Give the data a second time, exactly and in full.

## Entries supplied
——
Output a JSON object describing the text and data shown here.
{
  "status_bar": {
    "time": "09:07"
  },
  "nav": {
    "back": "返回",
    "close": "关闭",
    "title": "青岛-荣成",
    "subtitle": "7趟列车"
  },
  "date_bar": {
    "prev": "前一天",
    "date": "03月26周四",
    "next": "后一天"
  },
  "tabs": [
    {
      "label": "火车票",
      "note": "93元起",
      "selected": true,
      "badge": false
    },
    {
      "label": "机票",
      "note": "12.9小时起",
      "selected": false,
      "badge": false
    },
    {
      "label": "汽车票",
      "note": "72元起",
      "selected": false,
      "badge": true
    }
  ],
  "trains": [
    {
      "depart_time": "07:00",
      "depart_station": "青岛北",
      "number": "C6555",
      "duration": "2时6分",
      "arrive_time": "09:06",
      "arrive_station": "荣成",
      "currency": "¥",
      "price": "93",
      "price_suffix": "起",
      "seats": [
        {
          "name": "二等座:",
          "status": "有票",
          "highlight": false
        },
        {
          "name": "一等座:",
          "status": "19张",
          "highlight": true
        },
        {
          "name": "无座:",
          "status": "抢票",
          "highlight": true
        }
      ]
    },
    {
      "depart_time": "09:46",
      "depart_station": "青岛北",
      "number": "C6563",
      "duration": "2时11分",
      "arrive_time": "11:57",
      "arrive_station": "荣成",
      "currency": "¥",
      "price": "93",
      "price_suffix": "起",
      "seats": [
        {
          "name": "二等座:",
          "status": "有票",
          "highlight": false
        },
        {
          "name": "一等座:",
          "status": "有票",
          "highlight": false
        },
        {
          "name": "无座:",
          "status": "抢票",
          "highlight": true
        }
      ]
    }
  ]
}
——
## Answer to this task
Output a JSON object describing the text and data shown here.
{
  "status_bar": {
    "time": "09:07"
  },
  "nav": {
    "back": "返回",
    "close": "关闭",
    "title": "青岛-荣成",
    "subtitle": "7趟列车"
  },
  "date_bar": {
    "prev": "前一天",
    "date": "03月26周四",
    "next": "后一天"
  },
  "tabs": [
    {
      "label": "火车票",
      "note": "93元起",
      "selected": true,
      "badge": false
    },
    {
      "label": "机票",
      "note": "12.9小时起",
      "selected": false,
      "badge": false
    },
    {
      "label": "汽车票",
      "note": "72元起",
      "selected": false,
      "badge": true
    }
  ],
  "trains": [
    {
      "depart_time": "07:00",
      "depart_station": "青岛北",
      "number": "C6555",
      "duration": "2时6分",
      "arrive_time": "09:06",
      "arrive_station": "荣成",
      "currency": "¥",
      "price": "93",
      "price_suffix": "起",
      "seats": [
        {
          "name": "二等座:",
          "status": "有票",
          "highlight": false
        },
        {
          "name": "一等座:",
          "status": "19张",
          "highlight": true
        },
        {
          "name": "无座:",
          "status": "抢票",
          "highlight": true
        }
      ]
    },
    {
      "depart_time": "09:46",
      "depart_station": "青岛北",
      "number": "C6563",
      "duration": "2时11分",
      "arrive_time": "11:57",
      "arrive_station": "荣成",
      "currency": "¥",
      "price": "93",
      "price_suffix": "起",
      "seats": [
        {
          "name": "二等座:",
          "status": "有票",
          "highlight": false
        },
        {
          "name": "一等座:",
          "status": "有票",
          "highlight": false
        },
        {
          "name": "无座:",
          "status": "抢票",
          "highlight": true
        }
      ]
    }
  ]
}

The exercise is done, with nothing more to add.